### AIM OF THE TASK
Quote every line of the listing below word for word, without changing any of them.

Data records:

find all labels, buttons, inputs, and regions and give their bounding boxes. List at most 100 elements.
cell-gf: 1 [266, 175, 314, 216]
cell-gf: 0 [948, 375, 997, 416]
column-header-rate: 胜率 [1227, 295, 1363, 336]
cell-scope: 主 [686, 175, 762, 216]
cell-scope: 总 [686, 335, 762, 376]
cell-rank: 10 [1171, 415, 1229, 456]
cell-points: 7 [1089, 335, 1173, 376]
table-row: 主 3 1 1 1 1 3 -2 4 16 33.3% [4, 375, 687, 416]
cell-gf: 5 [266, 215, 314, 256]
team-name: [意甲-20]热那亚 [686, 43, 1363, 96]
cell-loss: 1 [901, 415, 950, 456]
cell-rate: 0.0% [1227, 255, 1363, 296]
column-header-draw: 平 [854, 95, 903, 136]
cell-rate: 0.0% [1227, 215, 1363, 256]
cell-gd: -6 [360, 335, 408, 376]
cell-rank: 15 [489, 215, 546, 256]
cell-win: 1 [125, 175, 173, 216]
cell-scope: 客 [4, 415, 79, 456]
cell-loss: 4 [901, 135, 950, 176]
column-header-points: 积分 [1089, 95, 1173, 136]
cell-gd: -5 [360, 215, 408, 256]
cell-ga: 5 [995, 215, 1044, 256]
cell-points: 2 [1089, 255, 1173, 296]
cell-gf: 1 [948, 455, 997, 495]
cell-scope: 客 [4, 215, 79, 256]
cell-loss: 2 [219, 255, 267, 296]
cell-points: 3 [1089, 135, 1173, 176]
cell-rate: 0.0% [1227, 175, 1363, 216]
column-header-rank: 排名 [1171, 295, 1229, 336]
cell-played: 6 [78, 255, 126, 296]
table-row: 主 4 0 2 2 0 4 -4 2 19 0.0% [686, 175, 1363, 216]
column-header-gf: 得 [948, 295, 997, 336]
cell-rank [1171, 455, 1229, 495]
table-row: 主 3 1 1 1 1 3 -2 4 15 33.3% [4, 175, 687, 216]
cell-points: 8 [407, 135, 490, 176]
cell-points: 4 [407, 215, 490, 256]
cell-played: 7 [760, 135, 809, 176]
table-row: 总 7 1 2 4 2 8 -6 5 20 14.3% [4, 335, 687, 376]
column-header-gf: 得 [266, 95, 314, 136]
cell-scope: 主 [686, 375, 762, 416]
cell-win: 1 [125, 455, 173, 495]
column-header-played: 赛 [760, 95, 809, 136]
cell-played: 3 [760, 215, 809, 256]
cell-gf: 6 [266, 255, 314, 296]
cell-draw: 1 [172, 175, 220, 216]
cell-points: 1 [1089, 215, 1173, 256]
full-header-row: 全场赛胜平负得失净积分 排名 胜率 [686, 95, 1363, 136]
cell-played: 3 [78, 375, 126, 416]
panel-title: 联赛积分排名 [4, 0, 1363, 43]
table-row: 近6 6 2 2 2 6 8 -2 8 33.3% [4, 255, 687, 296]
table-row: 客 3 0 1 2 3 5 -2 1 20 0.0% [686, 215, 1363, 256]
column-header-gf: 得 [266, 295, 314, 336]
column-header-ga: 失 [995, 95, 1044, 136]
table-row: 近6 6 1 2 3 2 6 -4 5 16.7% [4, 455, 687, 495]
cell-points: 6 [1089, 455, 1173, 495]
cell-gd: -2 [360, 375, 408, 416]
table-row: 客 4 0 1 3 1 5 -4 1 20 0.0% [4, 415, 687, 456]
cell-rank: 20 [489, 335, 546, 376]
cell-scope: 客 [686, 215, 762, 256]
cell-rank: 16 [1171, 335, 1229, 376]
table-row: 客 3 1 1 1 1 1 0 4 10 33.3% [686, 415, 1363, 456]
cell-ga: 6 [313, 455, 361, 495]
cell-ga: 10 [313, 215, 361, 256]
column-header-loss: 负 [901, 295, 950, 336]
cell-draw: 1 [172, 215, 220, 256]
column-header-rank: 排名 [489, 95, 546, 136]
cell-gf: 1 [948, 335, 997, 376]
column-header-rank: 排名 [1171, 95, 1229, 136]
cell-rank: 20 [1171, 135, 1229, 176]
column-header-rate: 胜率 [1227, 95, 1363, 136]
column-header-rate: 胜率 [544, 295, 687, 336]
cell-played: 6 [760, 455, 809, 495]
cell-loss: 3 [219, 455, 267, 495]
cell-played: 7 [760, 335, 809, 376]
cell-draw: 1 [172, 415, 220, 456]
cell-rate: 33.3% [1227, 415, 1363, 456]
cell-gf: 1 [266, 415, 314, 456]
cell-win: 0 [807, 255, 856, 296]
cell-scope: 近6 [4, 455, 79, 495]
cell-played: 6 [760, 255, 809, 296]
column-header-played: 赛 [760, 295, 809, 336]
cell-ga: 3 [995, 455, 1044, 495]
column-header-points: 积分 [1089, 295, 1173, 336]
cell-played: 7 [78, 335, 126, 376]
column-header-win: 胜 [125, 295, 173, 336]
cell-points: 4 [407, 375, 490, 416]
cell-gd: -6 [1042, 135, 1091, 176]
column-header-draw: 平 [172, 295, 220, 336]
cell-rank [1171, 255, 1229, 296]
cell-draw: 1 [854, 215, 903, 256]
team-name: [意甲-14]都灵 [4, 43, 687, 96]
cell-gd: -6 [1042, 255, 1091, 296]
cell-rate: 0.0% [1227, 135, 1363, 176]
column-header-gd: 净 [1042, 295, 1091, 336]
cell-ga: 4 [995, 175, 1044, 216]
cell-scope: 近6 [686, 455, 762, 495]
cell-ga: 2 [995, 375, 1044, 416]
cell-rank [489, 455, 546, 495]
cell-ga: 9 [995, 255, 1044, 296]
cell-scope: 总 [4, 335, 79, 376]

### WORKED ANSWER
find all labels, buttons, inputs, and regions and give their bounding boxes. List at most 100 elements.
cell-gf: 1 [266, 175, 314, 216]
cell-gf: 0 [948, 375, 997, 416]
column-header-rate: 胜率 [1227, 295, 1363, 336]
cell-scope: 主 [686, 175, 762, 216]
cell-scope: 总 [686, 335, 762, 376]
cell-rank: 10 [1171, 415, 1229, 456]
cell-points: 7 [1089, 335, 1173, 376]
table-row: 主 3 1 1 1 1 3 -2 4 16 33.3% [4, 375, 687, 416]
cell-gf: 5 [266, 215, 314, 256]
team-name: [意甲-20]热那亚 [686, 43, 1363, 96]
cell-loss: 1 [901, 415, 950, 456]
cell-rate: 0.0% [1227, 255, 1363, 296]
column-header-draw: 平 [854, 95, 903, 136]
cell-rate: 0.0% [1227, 215, 1363, 256]
cell-gd: -6 [360, 335, 408, 376]
cell-rank: 15 [489, 215, 546, 256]
cell-win: 1 [125, 175, 173, 216]
cell-scope: 客 [4, 415, 79, 456]
cell-loss: 4 [901, 135, 950, 176]
column-header-points: 积分 [1089, 95, 1173, 136]
cell-gd: -5 [360, 215, 408, 256]
cell-ga: 5 [995, 215, 1044, 256]
cell-points: 2 [1089, 255, 1173, 296]
cell-gf: 1 [948, 455, 997, 495]
cell-scope: 客 [4, 215, 79, 256]
cell-loss: 2 [219, 255, 267, 296]
cell-points: 3 [1089, 135, 1173, 176]
cell-rate: 0.0% [1227, 175, 1363, 216]
column-header-rank: 排名 [1171, 295, 1229, 336]
cell-played: 6 [78, 255, 126, 296]
table-row: 主 4 0 2 2 0 4 -4 2 19 0.0% [686, 175, 1363, 216]
column-header-gf: 得 [948, 295, 997, 336]
cell-rank [1171, 455, 1229, 495]
table-row: 主 3 1 1 1 1 3 -2 4 15 33.3% [4, 175, 687, 216]
cell-points: 8 [407, 135, 490, 176]
cell-points: 4 [407, 215, 490, 256]
cell-played: 7 [760, 135, 809, 176]
table-row: 总 7 1 2 4 2 8 -6 5 20 14.3% [4, 335, 687, 376]
column-header-gf: 得 [266, 95, 314, 136]
cell-scope: 主 [686, 375, 762, 416]
cell-win: 1 [125, 455, 173, 495]
column-header-played: 赛 [760, 95, 809, 136]
cell-played: 3 [760, 215, 809, 256]
cell-gf: 6 [266, 255, 314, 296]
cell-draw: 1 [172, 175, 220, 216]
cell-points: 1 [1089, 215, 1173, 256]
full-header-row: 全场赛胜平负得失净积分 排名 胜率 [686, 95, 1363, 136]
cell-played: 3 [78, 375, 126, 416]
panel-title: 联赛积分排名 [4, 0, 1363, 43]
table-row: 近6 6 2 2 2 6 8 -2 8 33.3% [4, 255, 687, 296]
table-row: 客 3 0 1 2 3 5 -2 1 20 0.0% [686, 215, 1363, 256]
column-header-gf: 得 [266, 295, 314, 336]
column-header-ga: 失 [995, 95, 1044, 136]
table-row: 近6 6 1 2 3 2 6 -4 5 16.7% [4, 455, 687, 495]
cell-points: 6 [1089, 455, 1173, 495]
cell-gd: -2 [360, 375, 408, 416]
table-row: 客 4 0 1 3 1 5 -4 1 20 0.0% [4, 415, 687, 456]
cell-rank: 20 [489, 335, 546, 376]
cell-scope: 客 [686, 215, 762, 256]
cell-rank: 16 [1171, 335, 1229, 376]
table-row: 客 3 1 1 1 1 1 0 4 10 33.3% [686, 415, 1363, 456]
cell-ga: 6 [313, 455, 361, 495]
cell-ga: 10 [313, 215, 361, 256]
column-header-loss: 负 [901, 295, 950, 336]
cell-draw: 1 [172, 215, 220, 256]
column-header-rank: 排名 [489, 95, 546, 136]
cell-gf: 1 [948, 335, 997, 376]
column-header-rank: 排名 [1171, 95, 1229, 136]
cell-rank: 20 [1171, 135, 1229, 176]
column-header-rate: 胜率 [1227, 95, 1363, 136]
column-header-rate: 胜率 [544, 295, 687, 336]
cell-played: 6 [760, 455, 809, 495]
cell-loss: 3 [219, 455, 267, 495]
cell-played: 7 [760, 335, 809, 376]
cell-draw: 1 [172, 415, 220, 456]
cell-rate: 33.3% [1227, 415, 1363, 456]
cell-gf: 1 [266, 415, 314, 456]
cell-win: 0 [807, 255, 856, 296]
cell-scope: 近6 [4, 455, 79, 495]
cell-played: 6 [760, 255, 809, 296]
column-header-played: 赛 [760, 295, 809, 336]
cell-ga: 3 [995, 455, 1044, 495]
column-header-points: 积分 [1089, 295, 1173, 336]
cell-played: 7 [78, 335, 126, 376]
column-header-win: 胜 [125, 295, 173, 336]
cell-points: 4 [407, 375, 490, 416]
cell-gd: -6 [1042, 135, 1091, 176]
column-header-draw: 平 [172, 295, 220, 336]
cell-rank [1171, 255, 1229, 296]
cell-draw: 1 [854, 215, 903, 256]
team-name: [意甲-14]都灵 [4, 43, 687, 96]
cell-gd: -6 [1042, 255, 1091, 296]
cell-rate: 0.0% [1227, 135, 1363, 176]
column-header-gd: 净 [1042, 295, 1091, 336]
cell-ga: 4 [995, 175, 1044, 216]
cell-scope: 近6 [686, 455, 762, 495]
cell-ga: 2 [995, 375, 1044, 416]
cell-rank [489, 455, 546, 495]
cell-ga: 9 [995, 255, 1044, 296]
cell-scope: 总 [4, 335, 79, 376]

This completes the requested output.